#### MATERIAL

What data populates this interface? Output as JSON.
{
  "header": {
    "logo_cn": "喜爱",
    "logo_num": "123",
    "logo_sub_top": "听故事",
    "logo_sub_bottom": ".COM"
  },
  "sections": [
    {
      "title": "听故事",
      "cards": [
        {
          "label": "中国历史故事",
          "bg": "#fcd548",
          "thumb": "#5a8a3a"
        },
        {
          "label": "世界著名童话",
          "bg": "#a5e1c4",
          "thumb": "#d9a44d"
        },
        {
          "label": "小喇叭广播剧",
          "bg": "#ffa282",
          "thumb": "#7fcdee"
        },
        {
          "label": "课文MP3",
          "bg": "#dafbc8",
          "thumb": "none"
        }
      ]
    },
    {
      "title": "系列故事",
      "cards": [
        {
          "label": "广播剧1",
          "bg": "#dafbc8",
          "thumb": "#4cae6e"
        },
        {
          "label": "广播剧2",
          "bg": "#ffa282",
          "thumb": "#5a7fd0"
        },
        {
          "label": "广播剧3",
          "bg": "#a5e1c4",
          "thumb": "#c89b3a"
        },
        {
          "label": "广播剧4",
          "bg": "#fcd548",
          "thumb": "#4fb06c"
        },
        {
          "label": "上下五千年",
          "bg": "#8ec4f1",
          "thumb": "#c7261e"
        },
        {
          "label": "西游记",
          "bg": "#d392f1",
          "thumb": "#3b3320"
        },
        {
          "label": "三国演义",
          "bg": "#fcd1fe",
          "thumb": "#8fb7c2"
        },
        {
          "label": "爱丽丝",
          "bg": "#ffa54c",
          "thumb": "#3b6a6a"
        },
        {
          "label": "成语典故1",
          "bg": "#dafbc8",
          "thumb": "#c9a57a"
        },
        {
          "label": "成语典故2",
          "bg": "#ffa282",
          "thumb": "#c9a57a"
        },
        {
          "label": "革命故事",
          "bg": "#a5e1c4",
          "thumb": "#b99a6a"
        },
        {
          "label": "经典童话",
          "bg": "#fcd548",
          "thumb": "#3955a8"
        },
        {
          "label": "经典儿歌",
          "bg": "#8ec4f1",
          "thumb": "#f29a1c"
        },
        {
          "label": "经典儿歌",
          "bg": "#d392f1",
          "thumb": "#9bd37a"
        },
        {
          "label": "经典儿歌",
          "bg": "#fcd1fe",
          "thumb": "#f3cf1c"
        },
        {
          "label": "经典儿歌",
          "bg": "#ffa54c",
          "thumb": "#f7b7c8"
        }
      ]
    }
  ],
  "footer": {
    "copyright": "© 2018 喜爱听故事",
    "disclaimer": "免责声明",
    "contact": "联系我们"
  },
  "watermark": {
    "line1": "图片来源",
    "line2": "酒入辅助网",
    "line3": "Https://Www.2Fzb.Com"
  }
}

########

THE REQUEST ->
Your task is to transcribe the material exactly.

RESULT ->
What data populates this interface? Output as JSON.
{
  "header": {
    "logo_cn": "喜爱",
    "logo_num": "123",
    "logo_sub_top": "听故事",
    "logo_sub_bottom": ".COM"
  },
  "sections": [
    {
      "title": "听故事",
      "cards": [
        {
          "label": "中国历史故事",
          "bg": "#fcd548",
          "thumb": "#5a8a3a"
        },
        {
          "label": "世界著名童话",
          "bg": "#a5e1c4",
          "thumb": "#d9a44d"
        },
        {
          "label": "小喇叭广播剧",
          "bg": "#ffa282",
          "thumb": "#7fcdee"
        },
        {
          "label": "课文MP3",
          "bg": "#dafbc8",
          "thumb": "none"
        }
      ]
    },
    {
      "title": "系列故事",
      "cards": [
        {
          "label": "广播剧1",
          "bg": "#dafbc8",
          "thumb": "#4cae6e"
        },
        {
          "label": "广播剧2",
          "bg": "#ffa282",
          "thumb": "#5a7fd0"
        },
        {
          "label": "广播剧3",
          "bg": "#a5e1c4",
          "thumb": "#c89b3a"
        },
        {
          "label": "广播剧4",
          "bg": "#fcd548",
          "thumb": "#4fb06c"
        },
        {
          "label": "上下五千年",
          "bg": "#8ec4f1",
          "thumb": "#c7261e"
        },
        {
          "label": "西游记",
          "bg": "#d392f1",
          "thumb": "#3b3320"
        },
        {
          "label": "三国演义",
          "bg": "#fcd1fe",
          "thumb": "#8fb7c2"
        },
        {
          "label": "爱丽丝",
          "bg": "#ffa54c",
          "thumb": "#3b6a6a"
        },
        {
          "label": "成语典故1",
          "bg": "#dafbc8",
          "thumb": "#c9a57a"
        },
        {
          "label": "成语典故2",
          "bg": "#ffa282",
          "thumb": "#c9a57a"
        },
        {
          "label": "革命故事",
          "bg": "#a5e1c4",
          "thumb": "#b99a6a"
        },
        {
          "label": "经典童话",
          "bg": "#fcd548",
          "thumb": "#3955a8"
        },
        {
          "label": "经典儿歌",
          "bg": "#8ec4f1",
          "thumb": "#f29a1c"
        },
        {
          "label": "经典儿歌",
          "bg": "#d392f1",
          "thumb": "#9bd37a"
        },
        {
          "label": "经典儿歌",
          "bg": "#fcd1fe",
          "thumb": "#f3cf1c"
        },
        {
          "label": "经典儿歌",
          "bg": "#ffa54c",
          "thumb": "#f7b7c8"
        }
      ]
    }
  ],
  "footer": {
    "copyright": "© 2018 喜爱听故事",
    "disclaimer": "免责声明",
    "contact": "联系我们"
  },
  "watermark": {
    "line1": "图片来源",
    "line2": "酒入辅助网",
    "line3": "Https://Www.2Fzb.Com"
  }
}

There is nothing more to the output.